→ THE REQUEST:
Make an exact copy of all the entries, with the pictures left out.

Collection entries:
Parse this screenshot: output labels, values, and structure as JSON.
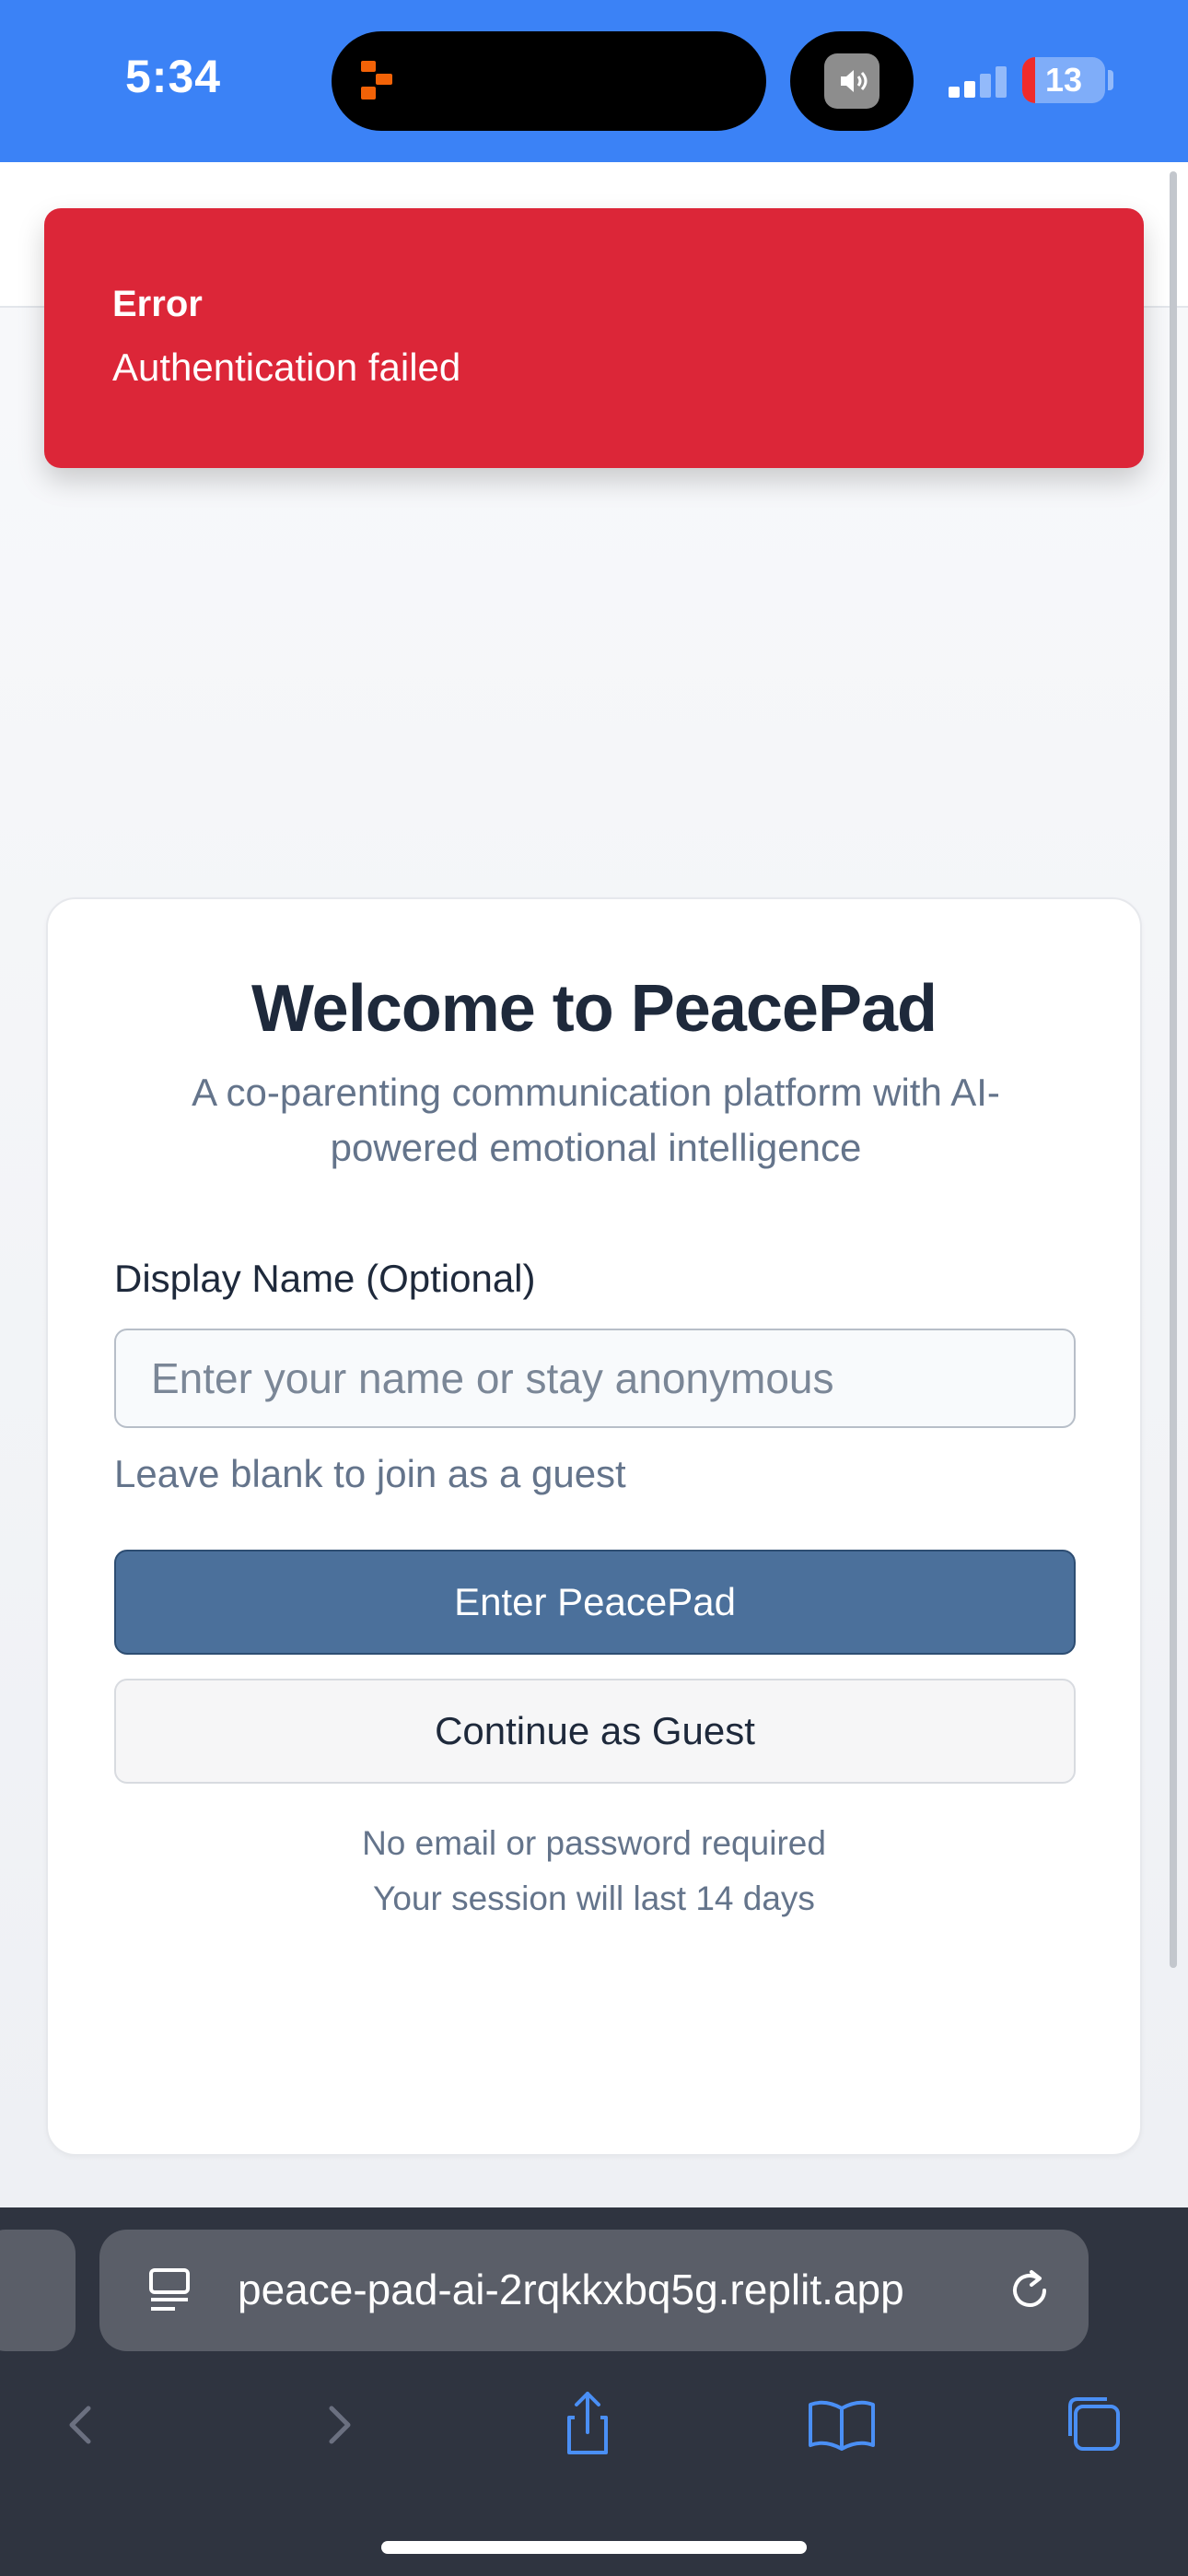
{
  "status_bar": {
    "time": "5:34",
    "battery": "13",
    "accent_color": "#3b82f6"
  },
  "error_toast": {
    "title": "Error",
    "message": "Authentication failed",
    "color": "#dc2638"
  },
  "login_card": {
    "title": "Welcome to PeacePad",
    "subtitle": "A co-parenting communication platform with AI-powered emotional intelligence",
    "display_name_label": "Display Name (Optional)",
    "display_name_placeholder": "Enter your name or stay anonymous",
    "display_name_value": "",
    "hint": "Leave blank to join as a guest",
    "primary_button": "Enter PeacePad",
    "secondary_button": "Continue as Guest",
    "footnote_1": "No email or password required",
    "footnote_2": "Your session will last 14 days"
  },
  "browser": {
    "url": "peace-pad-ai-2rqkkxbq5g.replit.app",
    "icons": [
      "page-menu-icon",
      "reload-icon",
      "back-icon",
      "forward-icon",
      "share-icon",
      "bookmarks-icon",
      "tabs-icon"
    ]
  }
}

→ ANSWER TO THE PROBLEM:
Parse this screenshot: output labels, values, and structure as JSON.
{
  "status_bar": {
    "time": "5:34",
    "battery": "13",
    "accent_color": "#3b82f6"
  },
  "error_toast": {
    "title": "Error",
    "message": "Authentication failed",
    "color": "#dc2638"
  },
  "login_card": {
    "title": "Welcome to PeacePad",
    "subtitle": "A co-parenting communication platform with AI-powered emotional intelligence",
    "display_name_label": "Display Name (Optional)",
    "display_name_placeholder": "Enter your name or stay anonymous",
    "display_name_value": "",
    "hint": "Leave blank to join as a guest",
    "primary_button": "Enter PeacePad",
    "secondary_button": "Continue as Guest",
    "footnote_1": "No email or password required",
    "footnote_2": "Your session will last 14 days"
  },
  "browser": {
    "url": "peace-pad-ai-2rqkkxbq5g.replit.app",
    "icons": [
      "page-menu-icon",
      "reload-icon",
      "back-icon",
      "forward-icon",
      "share-icon",
      "bookmarks-icon",
      "tabs-icon"
    ]
  }
}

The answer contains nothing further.